▶ [Given task]
The material below should be written out in full and exactly; pictures stay out of the copy.

::: Records for the exercise

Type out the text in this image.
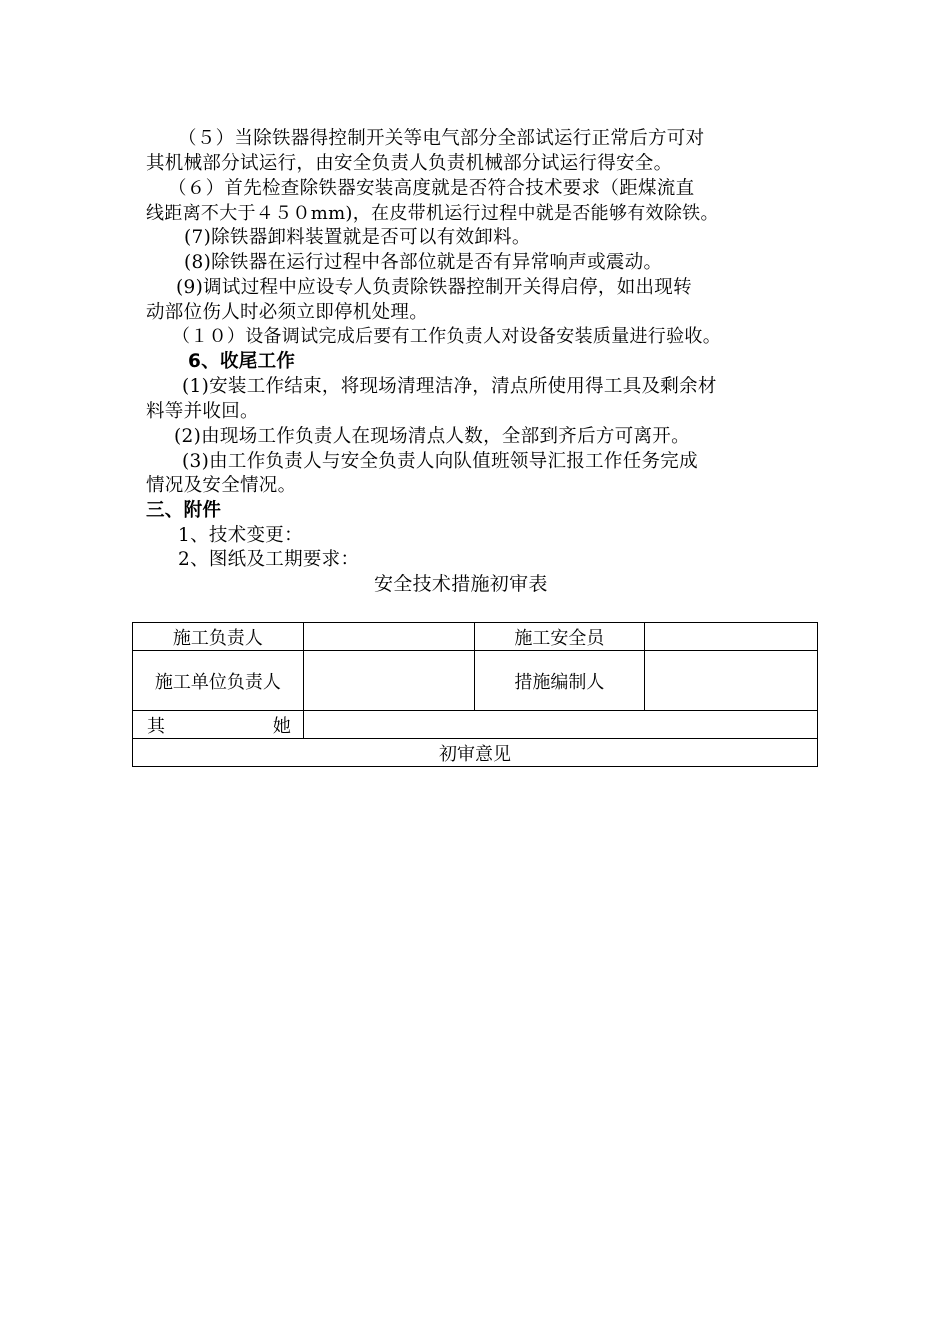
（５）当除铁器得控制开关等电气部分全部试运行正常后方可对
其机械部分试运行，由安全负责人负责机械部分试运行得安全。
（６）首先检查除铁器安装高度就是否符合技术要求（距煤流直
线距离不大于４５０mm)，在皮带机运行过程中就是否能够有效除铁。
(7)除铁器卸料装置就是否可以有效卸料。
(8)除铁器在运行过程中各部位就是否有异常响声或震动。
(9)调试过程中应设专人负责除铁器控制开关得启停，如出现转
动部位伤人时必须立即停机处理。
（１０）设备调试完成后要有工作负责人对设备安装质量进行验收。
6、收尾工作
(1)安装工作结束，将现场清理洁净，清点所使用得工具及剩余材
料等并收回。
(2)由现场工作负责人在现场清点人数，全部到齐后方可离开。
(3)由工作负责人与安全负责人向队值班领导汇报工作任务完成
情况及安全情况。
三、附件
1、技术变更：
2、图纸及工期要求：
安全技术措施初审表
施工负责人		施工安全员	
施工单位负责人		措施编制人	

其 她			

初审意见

::::::

▶ [The output]
Type out the text in this image.
（５）当除铁器得控制开关等电气部分全部试运行正常后方可对
其机械部分试运行，由安全负责人负责机械部分试运行得安全。
（６）首先检查除铁器安装高度就是否符合技术要求（距煤流直
线距离不大于４５０mm)，在皮带机运行过程中就是否能够有效除铁。
(7)除铁器卸料装置就是否可以有效卸料。
(8)除铁器在运行过程中各部位就是否有异常响声或震动。
(9)调试过程中应设专人负责除铁器控制开关得启停，如出现转
动部位伤人时必须立即停机处理。
（１０）设备调试完成后要有工作负责人对设备安装质量进行验收。
6、收尾工作
(1)安装工作结束，将现场清理洁净，清点所使用得工具及剩余材
料等并收回。
(2)由现场工作负责人在现场清点人数，全部到齐后方可离开。
(3)由工作负责人与安全负责人向队值班领导汇报工作任务完成
情况及安全情况。
三、附件
1、技术变更：
2、图纸及工期要求：
安全技术措施初审表
施工负责人		施工安全员	
施工单位负责人		措施编制人	

其 她			

初审意见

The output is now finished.